→ Exercise material

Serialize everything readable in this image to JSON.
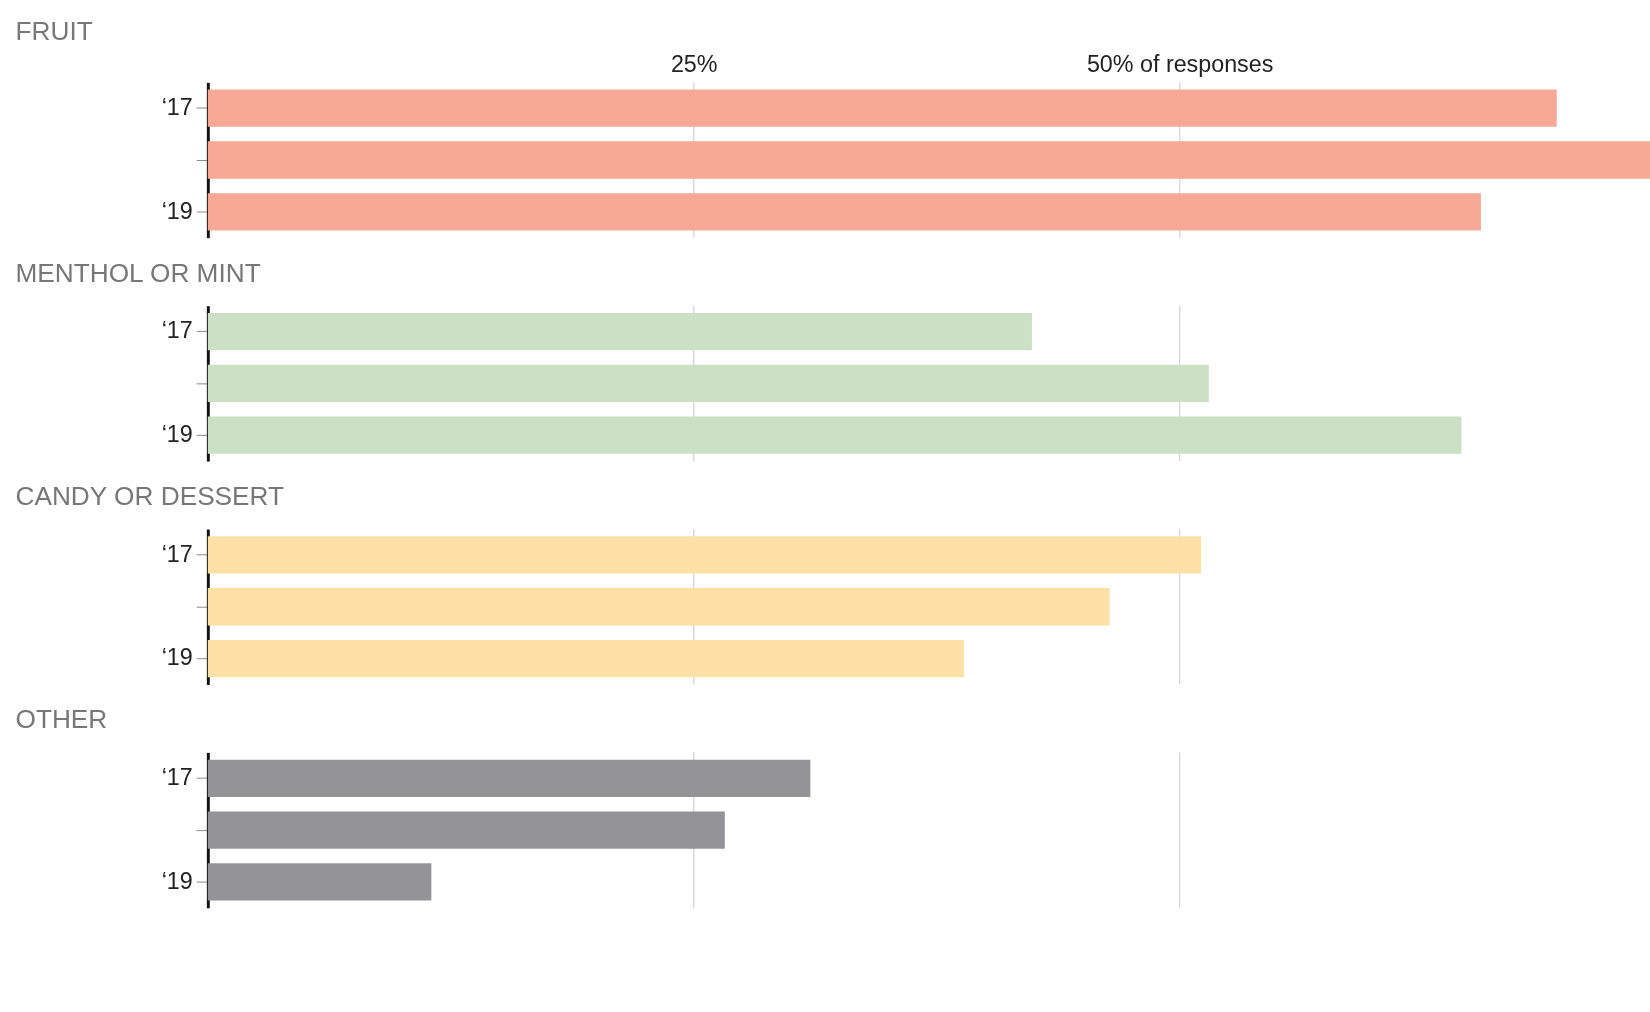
{
  "chart_data": [
    {
      "type": "bar",
      "orientation": "horizontal",
      "title": "FRUIT",
      "categories": [
        "‘17",
        null,
        "‘19"
      ],
      "series": [
        {
          "color": "#f7a995",
          "values": [
            69.4,
            74.2,
            65.5
          ]
        }
      ],
      "xlim": [
        0,
        74.2
      ],
      "xticks": [
        {
          "value": 25,
          "label": "25%"
        },
        {
          "value": 50,
          "label": "50% of responses"
        }
      ],
      "grid": "x"
    },
    {
      "type": "bar",
      "orientation": "horizontal",
      "title": "MENTHOL OR MINT",
      "categories": [
        "‘17",
        null,
        "‘19"
      ],
      "series": [
        {
          "color": "#cce0c6",
          "values": [
            42.4,
            51.5,
            64.5
          ]
        }
      ],
      "xlim": [
        0,
        74.2
      ],
      "grid": "x",
      "tick_labels": "y"
    },
    {
      "type": "bar",
      "orientation": "horizontal",
      "title": "CANDY OR DESSERT",
      "categories": [
        "‘17",
        null,
        "‘19"
      ],
      "series": [
        {
          "color": "#fde0a6",
          "values": [
            51.1,
            46.4,
            38.9
          ]
        }
      ],
      "xlim": [
        0,
        74.2
      ],
      "grid": "x",
      "tick_labels": "y"
    },
    {
      "type": "bar",
      "orientation": "horizontal",
      "title": "OTHER",
      "categories": [
        "‘17",
        null,
        "‘19"
      ],
      "series": [
        {
          "color": "#949496",
          "values": [
            31.0,
            26.6,
            11.5
          ]
        }
      ],
      "xlim": [
        0,
        74.2
      ],
      "grid": "x",
      "tick_labels": "y"
    }
  ]
}
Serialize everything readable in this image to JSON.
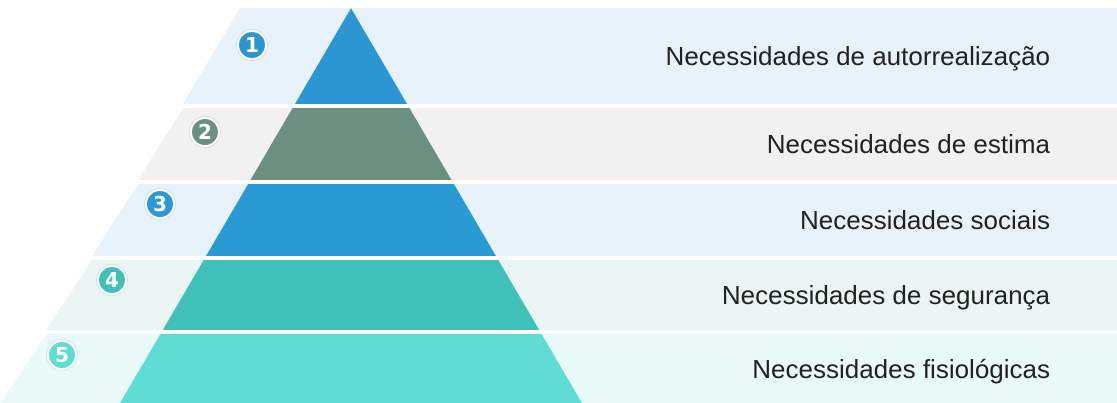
{
  "levels": [
    {
      "number": "1",
      "label": "Necessidades de autorrealização",
      "band_color": "#e8f2fa",
      "tier_color": "#2b96d1",
      "badge_color": "#2b96d1"
    },
    {
      "number": "2",
      "label": "Necessidades de estima",
      "band_color": "#f0f1f0",
      "tier_color": "#6b8f80",
      "badge_color": "#6b8f80"
    },
    {
      "number": "3",
      "label": "Necessidades sociais",
      "band_color": "#e8f2fa",
      "tier_color": "#2a9ad5",
      "badge_color": "#2a9ad5"
    },
    {
      "number": "4",
      "label": "Necessidades de segurança",
      "band_color": "#eaf5f4",
      "tier_color": "#3fc1ba",
      "badge_color": "#3fc1ba"
    },
    {
      "number": "5",
      "label": "Necessidades fisiológicas",
      "band_color": "#eafaf8",
      "tier_color": "#5fdcd4",
      "badge_color": "#5fdcd4"
    }
  ]
}
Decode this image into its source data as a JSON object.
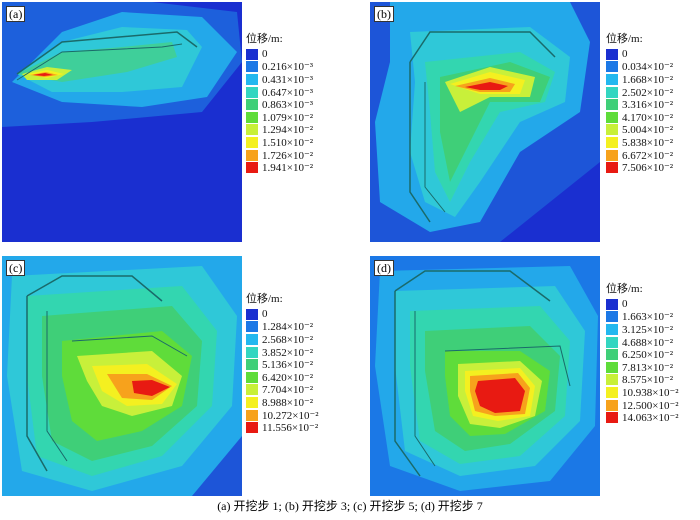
{
  "panels": [
    {
      "id": "a",
      "tag": "(a)",
      "legend_title": "位移/m:",
      "legend_values": [
        "0",
        "0.216×10⁻³",
        "0.431×10⁻³",
        "0.647×10⁻³",
        "0.863×10⁻³",
        "1.079×10⁻²",
        "1.294×10⁻²",
        "1.510×10⁻²",
        "1.726×10⁻²",
        "1.941×10⁻²"
      ]
    },
    {
      "id": "b",
      "tag": "(b)",
      "legend_title": "位移/m:",
      "legend_values": [
        "0",
        "0.034×10⁻²",
        "1.668×10⁻²",
        "2.502×10⁻²",
        "3.316×10⁻²",
        "4.170×10⁻²",
        "5.004×10⁻²",
        "5.838×10⁻²",
        "6.672×10⁻²",
        "7.506×10⁻²"
      ]
    },
    {
      "id": "c",
      "tag": "(c)",
      "legend_title": "位移/m:",
      "legend_values": [
        "0",
        "1.284×10⁻²",
        "2.568×10⁻²",
        "3.852×10⁻²",
        "5.136×10⁻²",
        "6.420×10⁻²",
        "7.704×10⁻²",
        "8.988×10⁻²",
        "10.272×10⁻²",
        "11.556×10⁻²"
      ]
    },
    {
      "id": "d",
      "tag": "(d)",
      "legend_title": "位移/m:",
      "legend_values": [
        "0",
        "1.663×10⁻²",
        "3.125×10⁻²",
        "4.688×10⁻²",
        "6.250×10⁻²",
        "7.813×10⁻²",
        "8.575×10⁻²",
        "10.938×10⁻²",
        "12.500×10⁻²",
        "14.063×10⁻²"
      ]
    }
  ],
  "legend_colors": [
    "#1a2fd0",
    "#1b78e6",
    "#23b8ef",
    "#33d6c0",
    "#3fcf78",
    "#5fdc3a",
    "#c8f03a",
    "#f4f020",
    "#f7a21c",
    "#e81a12"
  ],
  "caption": "(a)  开挖步 1; (b)  开挖步 3; (c)  开挖步 5; (d)  开挖步 7"
}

→ What this task involves
Transcribe the material exactly, leaving every picture out.

→ Answer to the problem
Serialize everything readable in this image to JSON.
{
  "chart_data": [
    {
      "type": "bar",
      "orientation": "horizontal",
      "title": "FRUIT",
      "categories": [
        "‘17",
        null,
        "‘19"
      ],
      "series": [
        {
          "color": "#f7a995",
          "values": [
            69.4,
            74.2,
            65.5
          ]
        }
      ],
      "xlim": [
        0,
        74.2
      ],
      "xticks": [
        {
          "value": 25,
          "label": "25%"
        },
        {
          "value": 50,
          "label": "50% of responses"
        }
      ],
      "grid": "x"
    },
    {
      "type": "bar",
      "orientation": "horizontal",
      "title": "MENTHOL OR MINT",
      "categories": [
        "‘17",
        null,
        "‘19"
      ],
      "series": [
        {
          "color": "#cce0c6",
          "values": [
            42.4,
            51.5,
            64.5
          ]
        }
      ],
      "xlim": [
        0,
        74.2
      ],
      "grid": "x",
      "tick_labels": "y"
    },
    {
      "type": "bar",
      "orientation": "horizontal",
      "title": "CANDY OR DESSERT",
      "categories": [
        "‘17",
        null,
        "‘19"
      ],
      "series": [
        {
          "color": "#fde0a6",
          "values": [
            51.1,
            46.4,
            38.9
          ]
        }
      ],
      "xlim": [
        0,
        74.2
      ],
      "grid": "x",
      "tick_labels": "y"
    },
    {
      "type": "bar",
      "orientation": "horizontal",
      "title": "OTHER",
      "categories": [
        "‘17",
        null,
        "‘19"
      ],
      "series": [
        {
          "color": "#949496",
          "values": [
            31.0,
            26.6,
            11.5
          ]
        }
      ],
      "xlim": [
        0,
        74.2
      ],
      "grid": "x",
      "tick_labels": "y"
    }
  ]
}
Serialize everything readable in this image to JSON.
{
  "levels": [
    {
      "number": "1",
      "label": "Necessidades de autorrealização",
      "band_color": "#e8f2fa",
      "tier_color": "#2b96d1",
      "badge_color": "#2b96d1"
    },
    {
      "number": "2",
      "label": "Necessidades de estima",
      "band_color": "#f0f1f0",
      "tier_color": "#6b8f80",
      "badge_color": "#6b8f80"
    },
    {
      "number": "3",
      "label": "Necessidades sociais",
      "band_color": "#e8f2fa",
      "tier_color": "#2a9ad5",
      "badge_color": "#2a9ad5"
    },
    {
      "number": "4",
      "label": "Necessidades de segurança",
      "band_color": "#eaf5f4",
      "tier_color": "#3fc1ba",
      "badge_color": "#3fc1ba"
    },
    {
      "number": "5",
      "label": "Necessidades fisiológicas",
      "band_color": "#eafaf8",
      "tier_color": "#5fdcd4",
      "badge_color": "#5fdcd4"
    }
  ]
}
Decode this image into its source data as a JSON object.
{
  "panels": [
    {
      "id": "a",
      "tag": "(a)",
      "legend_title": "位移/m:",
      "legend_values": [
        "0",
        "0.216×10⁻³",
        "0.431×10⁻³",
        "0.647×10⁻³",
        "0.863×10⁻³",
        "1.079×10⁻²",
        "1.294×10⁻²",
        "1.510×10⁻²",
        "1.726×10⁻²",
        "1.941×10⁻²"
      ]
    },
    {
      "id": "b",
      "tag": "(b)",
      "legend_title": "位移/m:",
      "legend_values": [
        "0",
        "0.034×10⁻²",
        "1.668×10⁻²",
        "2.502×10⁻²",
        "3.316×10⁻²",
        "4.170×10⁻²",
        "5.004×10⁻²",
        "5.838×10⁻²",
        "6.672×10⁻²",
        "7.506×10⁻²"
      ]
    },
    {
      "id": "c",
      "tag": "(c)",
      "legend_title": "位移/m:",
      "legend_values": [
        "0",
        "1.284×10⁻²",
        "2.568×10⁻²",
        "3.852×10⁻²",
        "5.136×10⁻²",
        "6.420×10⁻²",
        "7.704×10⁻²",
        "8.988×10⁻²",
        "10.272×10⁻²",
        "11.556×10⁻²"
      ]
    },
    {
      "id": "d",
      "tag": "(d)",
      "legend_title": "位移/m:",
      "legend_values": [
        "0",
        "1.663×10⁻²",
        "3.125×10⁻²",
        "4.688×10⁻²",
        "6.250×10⁻²",
        "7.813×10⁻²",
        "8.575×10⁻²",
        "10.938×10⁻²",
        "12.500×10⁻²",
        "14.063×10⁻²"
      ]
    }
  ],
  "legend_colors": [
    "#1a2fd0",
    "#1b78e6",
    "#23b8ef",
    "#33d6c0",
    "#3fcf78",
    "#5fdc3a",
    "#c8f03a",
    "#f4f020",
    "#f7a21c",
    "#e81a12"
  ],
  "caption": "(a)  开挖步 1; (b)  开挖步 3; (c)  开挖步 5; (d)  开挖步 7"
}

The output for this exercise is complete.